Solche Bonusprogramme funktionieren so: Die Versicherten installieren ein Computerprogramm auf ihrem internetfähigen Mobiltelefon und dokumentieren damit, dass sie an bestimmten medizinischen Untersuchungen teilnehmen oder (mithilfe des eingebauten Beschleunigungssensors des Telefons) Sport treiben oder Tagebuch über ihre Ernährung führen.

Kein Bericht vergaß zu erwähnen, dass es sich bei der geplanten

Veröffentlichung unserer Körper
um den ersten Versuch dieser Art in Europa handle, um einen "Tabubruch" eben. Dass sich die Aufreger sozusagen den falschen Aufhänger gesucht haben, fällt eigentlich nur am Rande ins Gewicht (wenn es auch ein deutlicher Hinweis darauf ist, wie tief das Niveau des deutschen Feuilletons gesunken ist). Denn deutsche gesetzliche Krankenversicherungen betreiben schon lange solche Bonusprogramme - DAK, Daimler BKK, Techniker - bei denen sich die Versicherten bisher allerdings nur recht geringe Preisnachlässe erarbeiten können. Die Versicherungen tun das auch mit Hilfe von Smartphone-Apps, aber auch mit den bekannten analogen Bonusheften.

Nein, das war nicht das Schlimme an dieser Debatte, sondern ich war schockiert, wie hilflos und schwächlich die liberale Kritik in der Debatte um das Projekt Generalis war.

Was ist eigentlich daran auszusetzen, dass die spielerische Selbstvermessung und das kommerzielle Interesse von Versicherungen zueinander finden? In der nächsten Konkret erscheint nun ein längerer Text von mir, in dem ich versuche, den Weg von der Selbst- zur Fremdvermessung zu erklären und eine vernünftige Kritik zu entwickeln, die sich nicht darauf beschränkt, dass es "Computer-Algorithmen" sind, mit denen die Nutzer künftig vermessen werden. So viel sei schon jetzt verraten, die Frage, welche Nutzen und Gefahren diese Entwicklung "für jeden einzelnen" enthält, geht am Problem vorbei. Wesentlich an der Bonifizierung (mit und ohne Elektronik) ist nämlich, dass sie jedem und jeder Einzelnen vermittelt, sich die eigene Gesundheit durch gesundes Verhalten verdient zu haben, somit anti-soziale Vorstellungen über Gesundheit und Körper zu fördern.

### Gegebene Einträge:
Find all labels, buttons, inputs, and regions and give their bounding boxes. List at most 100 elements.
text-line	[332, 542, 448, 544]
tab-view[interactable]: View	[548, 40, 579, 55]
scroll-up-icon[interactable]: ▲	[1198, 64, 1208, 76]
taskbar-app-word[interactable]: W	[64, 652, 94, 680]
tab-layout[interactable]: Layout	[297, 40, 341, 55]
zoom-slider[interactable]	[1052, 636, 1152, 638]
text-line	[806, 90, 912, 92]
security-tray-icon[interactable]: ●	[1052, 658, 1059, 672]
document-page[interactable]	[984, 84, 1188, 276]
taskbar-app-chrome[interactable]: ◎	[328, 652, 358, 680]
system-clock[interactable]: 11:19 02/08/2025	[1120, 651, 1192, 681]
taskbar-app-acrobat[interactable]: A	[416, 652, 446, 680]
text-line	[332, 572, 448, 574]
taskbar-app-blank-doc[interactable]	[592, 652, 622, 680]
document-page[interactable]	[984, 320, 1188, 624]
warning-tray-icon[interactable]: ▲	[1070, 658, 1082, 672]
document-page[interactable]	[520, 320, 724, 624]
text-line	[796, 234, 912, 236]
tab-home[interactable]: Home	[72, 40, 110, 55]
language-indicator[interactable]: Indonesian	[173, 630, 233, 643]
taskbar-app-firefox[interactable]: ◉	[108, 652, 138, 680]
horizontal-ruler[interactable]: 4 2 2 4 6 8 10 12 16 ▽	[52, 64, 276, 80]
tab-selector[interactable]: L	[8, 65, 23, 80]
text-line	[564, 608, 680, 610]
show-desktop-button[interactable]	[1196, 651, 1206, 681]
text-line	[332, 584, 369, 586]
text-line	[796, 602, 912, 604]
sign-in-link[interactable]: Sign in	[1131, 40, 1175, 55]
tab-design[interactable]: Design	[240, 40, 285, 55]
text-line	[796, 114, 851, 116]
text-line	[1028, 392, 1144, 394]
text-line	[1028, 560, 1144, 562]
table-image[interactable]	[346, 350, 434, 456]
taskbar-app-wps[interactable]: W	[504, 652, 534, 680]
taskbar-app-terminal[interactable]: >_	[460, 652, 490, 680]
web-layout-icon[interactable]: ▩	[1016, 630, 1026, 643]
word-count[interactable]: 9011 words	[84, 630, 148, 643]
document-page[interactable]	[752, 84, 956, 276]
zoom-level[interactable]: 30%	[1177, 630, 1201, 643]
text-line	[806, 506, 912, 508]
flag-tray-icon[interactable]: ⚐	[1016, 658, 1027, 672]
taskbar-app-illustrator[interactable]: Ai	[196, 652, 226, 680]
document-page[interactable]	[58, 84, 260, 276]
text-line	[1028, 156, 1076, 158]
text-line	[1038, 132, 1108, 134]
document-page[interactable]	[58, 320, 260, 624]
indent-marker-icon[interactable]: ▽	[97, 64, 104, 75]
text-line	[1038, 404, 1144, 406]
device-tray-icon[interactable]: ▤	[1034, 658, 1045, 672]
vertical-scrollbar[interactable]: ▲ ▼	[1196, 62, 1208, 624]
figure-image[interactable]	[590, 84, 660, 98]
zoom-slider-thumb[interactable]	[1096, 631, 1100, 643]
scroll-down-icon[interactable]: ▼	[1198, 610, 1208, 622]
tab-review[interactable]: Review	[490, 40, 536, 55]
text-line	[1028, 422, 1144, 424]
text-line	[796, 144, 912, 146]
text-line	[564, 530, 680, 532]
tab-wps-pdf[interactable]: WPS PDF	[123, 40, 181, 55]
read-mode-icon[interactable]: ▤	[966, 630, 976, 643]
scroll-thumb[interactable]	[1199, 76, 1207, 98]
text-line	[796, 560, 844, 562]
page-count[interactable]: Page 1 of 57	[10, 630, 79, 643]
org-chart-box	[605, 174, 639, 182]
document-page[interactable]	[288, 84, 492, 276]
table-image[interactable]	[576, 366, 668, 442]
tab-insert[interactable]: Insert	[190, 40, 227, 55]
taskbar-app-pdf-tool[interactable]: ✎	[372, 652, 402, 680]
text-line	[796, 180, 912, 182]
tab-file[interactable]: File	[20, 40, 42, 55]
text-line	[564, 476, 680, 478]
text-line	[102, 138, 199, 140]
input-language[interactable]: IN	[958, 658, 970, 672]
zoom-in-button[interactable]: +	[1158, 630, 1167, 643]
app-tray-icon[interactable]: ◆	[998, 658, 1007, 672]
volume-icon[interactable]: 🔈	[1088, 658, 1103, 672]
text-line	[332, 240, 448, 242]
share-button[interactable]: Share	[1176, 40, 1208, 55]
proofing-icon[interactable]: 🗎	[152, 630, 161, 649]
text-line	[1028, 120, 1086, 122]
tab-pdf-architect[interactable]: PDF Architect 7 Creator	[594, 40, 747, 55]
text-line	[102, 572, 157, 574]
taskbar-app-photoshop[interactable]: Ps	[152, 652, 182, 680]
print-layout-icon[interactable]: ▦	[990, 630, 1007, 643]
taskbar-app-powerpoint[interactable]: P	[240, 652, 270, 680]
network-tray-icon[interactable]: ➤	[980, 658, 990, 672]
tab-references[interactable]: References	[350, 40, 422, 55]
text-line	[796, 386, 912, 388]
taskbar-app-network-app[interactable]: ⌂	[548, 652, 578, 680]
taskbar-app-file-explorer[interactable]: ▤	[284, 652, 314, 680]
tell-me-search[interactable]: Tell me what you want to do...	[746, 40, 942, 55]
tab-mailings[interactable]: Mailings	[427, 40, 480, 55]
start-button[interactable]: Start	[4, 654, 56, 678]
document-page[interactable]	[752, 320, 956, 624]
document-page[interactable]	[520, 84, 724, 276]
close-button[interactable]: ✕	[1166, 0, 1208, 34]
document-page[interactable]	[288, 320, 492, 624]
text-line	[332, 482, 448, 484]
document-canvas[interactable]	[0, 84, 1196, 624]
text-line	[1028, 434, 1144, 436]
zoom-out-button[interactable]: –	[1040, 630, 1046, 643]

==

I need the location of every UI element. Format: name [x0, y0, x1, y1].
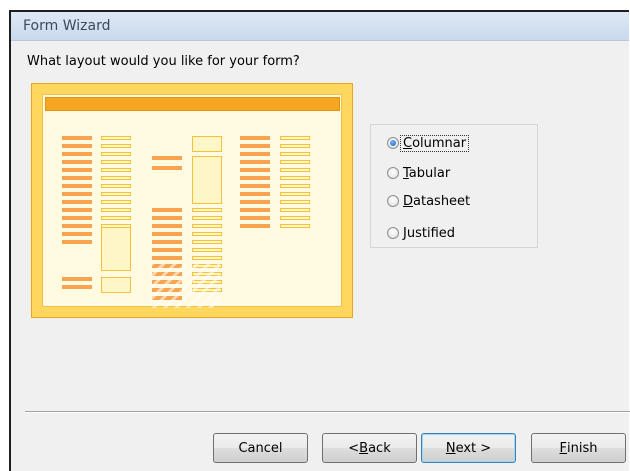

==

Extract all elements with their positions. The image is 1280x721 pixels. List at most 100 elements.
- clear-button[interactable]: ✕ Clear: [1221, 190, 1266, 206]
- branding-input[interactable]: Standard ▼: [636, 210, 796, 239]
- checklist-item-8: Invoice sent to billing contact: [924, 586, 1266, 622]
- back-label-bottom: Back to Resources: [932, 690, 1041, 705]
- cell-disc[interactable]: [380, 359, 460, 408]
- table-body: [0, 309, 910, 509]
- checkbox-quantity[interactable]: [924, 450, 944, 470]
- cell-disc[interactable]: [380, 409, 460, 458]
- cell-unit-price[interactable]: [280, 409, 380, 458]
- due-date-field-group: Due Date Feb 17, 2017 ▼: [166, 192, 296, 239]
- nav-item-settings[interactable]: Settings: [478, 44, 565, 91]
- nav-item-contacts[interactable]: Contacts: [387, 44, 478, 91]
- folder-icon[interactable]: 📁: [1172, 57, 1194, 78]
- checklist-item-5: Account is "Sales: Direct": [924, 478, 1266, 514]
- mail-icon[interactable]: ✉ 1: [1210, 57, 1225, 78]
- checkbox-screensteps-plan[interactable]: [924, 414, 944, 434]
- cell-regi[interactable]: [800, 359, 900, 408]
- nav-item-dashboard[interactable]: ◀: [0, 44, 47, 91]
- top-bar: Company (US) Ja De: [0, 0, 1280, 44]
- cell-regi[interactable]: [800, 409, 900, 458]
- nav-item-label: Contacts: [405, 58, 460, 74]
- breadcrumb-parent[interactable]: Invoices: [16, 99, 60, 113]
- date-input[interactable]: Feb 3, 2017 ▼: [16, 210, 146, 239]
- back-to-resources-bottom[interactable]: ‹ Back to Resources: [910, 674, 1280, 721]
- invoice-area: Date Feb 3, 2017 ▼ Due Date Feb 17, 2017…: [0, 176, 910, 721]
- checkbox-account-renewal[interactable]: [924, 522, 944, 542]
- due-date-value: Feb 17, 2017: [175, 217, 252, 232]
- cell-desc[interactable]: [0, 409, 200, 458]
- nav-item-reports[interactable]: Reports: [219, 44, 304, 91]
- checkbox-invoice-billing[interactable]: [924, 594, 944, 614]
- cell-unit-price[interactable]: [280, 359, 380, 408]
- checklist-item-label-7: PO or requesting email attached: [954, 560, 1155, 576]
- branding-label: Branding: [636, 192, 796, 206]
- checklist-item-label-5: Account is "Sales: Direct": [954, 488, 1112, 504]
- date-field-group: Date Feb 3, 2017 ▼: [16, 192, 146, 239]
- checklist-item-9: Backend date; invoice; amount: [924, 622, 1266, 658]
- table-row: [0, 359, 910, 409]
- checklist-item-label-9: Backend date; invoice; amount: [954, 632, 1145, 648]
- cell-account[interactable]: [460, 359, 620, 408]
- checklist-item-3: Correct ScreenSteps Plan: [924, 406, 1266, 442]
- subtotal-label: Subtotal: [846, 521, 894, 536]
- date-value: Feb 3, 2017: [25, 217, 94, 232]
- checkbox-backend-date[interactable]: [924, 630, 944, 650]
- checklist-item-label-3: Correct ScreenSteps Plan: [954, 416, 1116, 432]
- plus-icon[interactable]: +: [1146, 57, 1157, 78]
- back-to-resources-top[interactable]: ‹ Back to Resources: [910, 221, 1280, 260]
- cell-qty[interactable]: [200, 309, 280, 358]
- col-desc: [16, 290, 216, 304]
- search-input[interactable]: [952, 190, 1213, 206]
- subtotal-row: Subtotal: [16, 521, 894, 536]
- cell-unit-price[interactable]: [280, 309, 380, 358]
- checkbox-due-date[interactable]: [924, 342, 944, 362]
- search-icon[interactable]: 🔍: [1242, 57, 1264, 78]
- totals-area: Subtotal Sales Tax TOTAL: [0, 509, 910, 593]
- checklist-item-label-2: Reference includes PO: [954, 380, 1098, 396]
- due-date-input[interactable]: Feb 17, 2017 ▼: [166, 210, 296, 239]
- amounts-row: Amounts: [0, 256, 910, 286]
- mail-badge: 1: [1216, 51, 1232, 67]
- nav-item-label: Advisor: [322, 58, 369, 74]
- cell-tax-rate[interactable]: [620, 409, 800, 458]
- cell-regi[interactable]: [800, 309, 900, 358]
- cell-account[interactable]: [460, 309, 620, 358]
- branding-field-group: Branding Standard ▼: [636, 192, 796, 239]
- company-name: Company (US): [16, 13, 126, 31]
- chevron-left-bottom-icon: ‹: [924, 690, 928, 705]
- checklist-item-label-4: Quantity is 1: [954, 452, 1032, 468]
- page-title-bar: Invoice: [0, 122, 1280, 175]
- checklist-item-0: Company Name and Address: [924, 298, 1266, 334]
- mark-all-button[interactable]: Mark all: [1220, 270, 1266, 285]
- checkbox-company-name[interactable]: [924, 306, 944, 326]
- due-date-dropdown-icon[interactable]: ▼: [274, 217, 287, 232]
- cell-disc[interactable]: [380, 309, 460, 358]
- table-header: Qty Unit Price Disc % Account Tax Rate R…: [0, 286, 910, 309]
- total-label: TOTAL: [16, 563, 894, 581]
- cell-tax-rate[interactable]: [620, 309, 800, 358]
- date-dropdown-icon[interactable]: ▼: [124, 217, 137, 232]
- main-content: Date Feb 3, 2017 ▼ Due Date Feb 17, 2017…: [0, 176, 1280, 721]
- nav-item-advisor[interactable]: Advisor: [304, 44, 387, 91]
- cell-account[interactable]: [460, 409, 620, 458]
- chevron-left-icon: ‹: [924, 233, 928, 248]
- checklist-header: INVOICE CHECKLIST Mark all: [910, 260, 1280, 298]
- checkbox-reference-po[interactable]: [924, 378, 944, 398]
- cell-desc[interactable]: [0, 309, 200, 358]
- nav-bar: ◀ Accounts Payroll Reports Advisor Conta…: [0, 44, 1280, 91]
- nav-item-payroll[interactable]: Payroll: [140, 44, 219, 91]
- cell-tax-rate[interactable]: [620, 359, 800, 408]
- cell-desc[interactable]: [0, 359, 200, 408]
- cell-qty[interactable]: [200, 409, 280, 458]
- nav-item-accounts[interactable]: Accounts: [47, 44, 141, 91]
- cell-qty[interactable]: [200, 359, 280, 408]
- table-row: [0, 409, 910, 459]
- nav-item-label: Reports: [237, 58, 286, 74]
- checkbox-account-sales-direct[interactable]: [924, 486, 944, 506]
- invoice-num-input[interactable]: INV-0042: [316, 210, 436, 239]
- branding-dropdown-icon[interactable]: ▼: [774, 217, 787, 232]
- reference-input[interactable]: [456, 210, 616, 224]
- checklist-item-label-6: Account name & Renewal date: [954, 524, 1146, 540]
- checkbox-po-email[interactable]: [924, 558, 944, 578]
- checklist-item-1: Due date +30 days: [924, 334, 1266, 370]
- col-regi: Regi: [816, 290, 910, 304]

### Aufgaben:
(A) Zitieren Sie aus dem Textauszug alles von „Was ist eigentlich“ bis hinunter zu „Körper zu fördern.“.
(B) Welche deutschen gesetzlichen Krankenversicherungen führt der Textauszug als Betreiber solcher Bonusprogramme an?

### Lösungen in Reihenfolge:
(A)
Was ist eigentlich daran auszusetzen, dass die spielerische Selbstvermessung und das kommerzielle Interesse von Versicherungen zueinander finden? In der nächsten Konkret erscheint nun ein längerer Text von mir, in dem ich versuche, den Weg von der Selbst- zur Fremdvermessung zu erklären und eine vernünftige Kritik zu entwickeln, die sich nicht darauf beschränkt, dass es "Computer-Algorithmen" sind, mit denen die Nutzer künftig vermessen werden. So viel sei schon jetzt verraten, die Frage, welche Nutzen und Gefahren diese Entwicklung "für jeden einzelnen" enthält, geht am Problem vorbei. Wesentlich an der Bonifizierung (mit und ohne Elektronik) ist nämlich, dass sie jedem und jeder Einzelnen vermittelt, sich die eigene Gesundheit durch gesundes Verhalten verdient zu haben, somit anti-soziale Vorstellungen über Gesundheit und Körper zu fördern.

(B) DAK, Daimler BKK und Techniker.